> YOUR OBJECTIVE:
Reproduce the entries below in full, word for word.

> RECORDS SHOWN:
— BEGIN —
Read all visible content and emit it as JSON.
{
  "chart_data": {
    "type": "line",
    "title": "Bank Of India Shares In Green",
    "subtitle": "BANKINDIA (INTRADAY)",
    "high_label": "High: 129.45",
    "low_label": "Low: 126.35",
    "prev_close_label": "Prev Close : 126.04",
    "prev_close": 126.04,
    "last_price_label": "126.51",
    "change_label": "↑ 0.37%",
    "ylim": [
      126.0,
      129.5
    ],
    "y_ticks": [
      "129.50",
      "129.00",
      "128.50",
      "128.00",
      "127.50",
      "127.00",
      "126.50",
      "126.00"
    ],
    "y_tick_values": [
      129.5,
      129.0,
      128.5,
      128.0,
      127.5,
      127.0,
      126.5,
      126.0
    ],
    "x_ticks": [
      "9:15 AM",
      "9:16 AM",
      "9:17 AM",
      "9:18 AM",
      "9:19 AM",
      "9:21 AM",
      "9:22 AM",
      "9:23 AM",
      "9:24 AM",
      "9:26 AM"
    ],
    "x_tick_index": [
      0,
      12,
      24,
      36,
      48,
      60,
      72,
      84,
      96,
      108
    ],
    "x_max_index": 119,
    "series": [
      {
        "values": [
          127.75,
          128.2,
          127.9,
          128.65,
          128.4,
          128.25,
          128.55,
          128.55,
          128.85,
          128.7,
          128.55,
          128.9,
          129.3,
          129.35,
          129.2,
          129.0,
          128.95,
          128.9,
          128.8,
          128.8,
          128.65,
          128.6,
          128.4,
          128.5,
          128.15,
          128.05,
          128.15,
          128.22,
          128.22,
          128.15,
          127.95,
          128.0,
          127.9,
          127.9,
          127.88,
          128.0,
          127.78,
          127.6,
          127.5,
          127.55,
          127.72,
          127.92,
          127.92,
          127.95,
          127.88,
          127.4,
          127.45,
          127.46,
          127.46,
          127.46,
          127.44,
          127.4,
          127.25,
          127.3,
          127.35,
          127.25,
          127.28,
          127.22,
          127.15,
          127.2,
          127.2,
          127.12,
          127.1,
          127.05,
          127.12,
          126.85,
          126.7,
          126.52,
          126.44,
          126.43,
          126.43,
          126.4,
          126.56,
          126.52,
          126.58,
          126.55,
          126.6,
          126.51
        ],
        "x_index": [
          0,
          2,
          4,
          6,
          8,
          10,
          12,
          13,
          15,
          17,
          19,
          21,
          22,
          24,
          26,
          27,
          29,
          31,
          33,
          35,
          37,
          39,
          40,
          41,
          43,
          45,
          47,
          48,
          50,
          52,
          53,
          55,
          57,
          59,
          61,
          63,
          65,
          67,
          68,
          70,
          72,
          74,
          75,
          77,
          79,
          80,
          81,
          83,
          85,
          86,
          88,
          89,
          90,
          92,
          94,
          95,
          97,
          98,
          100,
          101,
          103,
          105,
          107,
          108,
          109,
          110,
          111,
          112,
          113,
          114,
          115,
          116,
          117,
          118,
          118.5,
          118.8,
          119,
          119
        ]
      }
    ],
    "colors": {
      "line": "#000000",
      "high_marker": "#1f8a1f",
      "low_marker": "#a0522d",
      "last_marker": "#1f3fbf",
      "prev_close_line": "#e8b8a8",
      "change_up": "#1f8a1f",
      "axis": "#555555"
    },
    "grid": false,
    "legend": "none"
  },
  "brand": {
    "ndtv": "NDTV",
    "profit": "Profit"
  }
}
— END —
> TASK SOLUTION:
Read all visible content and emit it as JSON.
{
  "chart_data": {
    "type": "line",
    "title": "Bank Of India Shares In Green",
    "subtitle": "BANKINDIA (INTRADAY)",
    "high_label": "High: 129.45",
    "low_label": "Low: 126.35",
    "prev_close_label": "Prev Close : 126.04",
    "prev_close": 126.04,
    "last_price_label": "126.51",
    "change_label": "↑ 0.37%",
    "ylim": [
      126.0,
      129.5
    ],
    "y_ticks": [
      "129.50",
      "129.00",
      "128.50",
      "128.00",
      "127.50",
      "127.00",
      "126.50",
      "126.00"
    ],
    "y_tick_values": [
      129.5,
      129.0,
      128.5,
      128.0,
      127.5,
      127.0,
      126.5,
      126.0
    ],
    "x_ticks": [
      "9:15 AM",
      "9:16 AM",
      "9:17 AM",
      "9:18 AM",
      "9:19 AM",
      "9:21 AM",
      "9:22 AM",
      "9:23 AM",
      "9:24 AM",
      "9:26 AM"
    ],
    "x_tick_index": [
      0,
      12,
      24,
      36,
      48,
      60,
      72,
      84,
      96,
      108
    ],
    "x_max_index": 119,
    "series": [
      {
        "values": [
          127.75,
          128.2,
          127.9,
          128.65,
          128.4,
          128.25,
          128.55,
          128.55,
          128.85,
          128.7,
          128.55,
          128.9,
          129.3,
          129.35,
          129.2,
          129.0,
          128.95,
          128.9,
          128.8,
          128.8,
          128.65,
          128.6,
          128.4,
          128.5,
          128.15,
          128.05,
          128.15,
          128.22,
          128.22,
          128.15,
          127.95,
          128.0,
          127.9,
          127.9,
          127.88,
          128.0,
          127.78,
          127.6,
          127.5,
          127.55,
          127.72,
          127.92,
          127.92,
          127.95,
          127.88,
          127.4,
          127.45,
          127.46,
          127.46,
          127.46,
          127.44,
          127.4,
          127.25,
          127.3,
          127.35,
          127.25,
          127.28,
          127.22,
          127.15,
          127.2,
          127.2,
          127.12,
          127.1,
          127.05,
          127.12,
          126.85,
          126.7,
          126.52,
          126.44,
          126.43,
          126.43,
          126.4,
          126.56,
          126.52,
          126.58,
          126.55,
          126.6,
          126.51
        ],
        "x_index": [
          0,
          2,
          4,
          6,
          8,
          10,
          12,
          13,
          15,
          17,
          19,
          21,
          22,
          24,
          26,
          27,
          29,
          31,
          33,
          35,
          37,
          39,
          40,
          41,
          43,
          45,
          47,
          48,
          50,
          52,
          53,
          55,
          57,
          59,
          61,
          63,
          65,
          67,
          68,
          70,
          72,
          74,
          75,
          77,
          79,
          80,
          81,
          83,
          85,
          86,
          88,
          89,
          90,
          92,
          94,
          95,
          97,
          98,
          100,
          101,
          103,
          105,
          107,
          108,
          109,
          110,
          111,
          112,
          113,
          114,
          115,
          116,
          117,
          118,
          118.5,
          118.8,
          119,
          119
        ]
      }
    ],
    "colors": {
      "line": "#000000",
      "high_marker": "#1f8a1f",
      "low_marker": "#a0522d",
      "last_marker": "#1f3fbf",
      "prev_close_line": "#e8b8a8",
      "change_up": "#1f8a1f",
      "axis": "#555555"
    },
    "grid": false,
    "legend": "none"
  },
  "brand": {
    "ndtv": "NDTV",
    "profit": "Profit"
  }
}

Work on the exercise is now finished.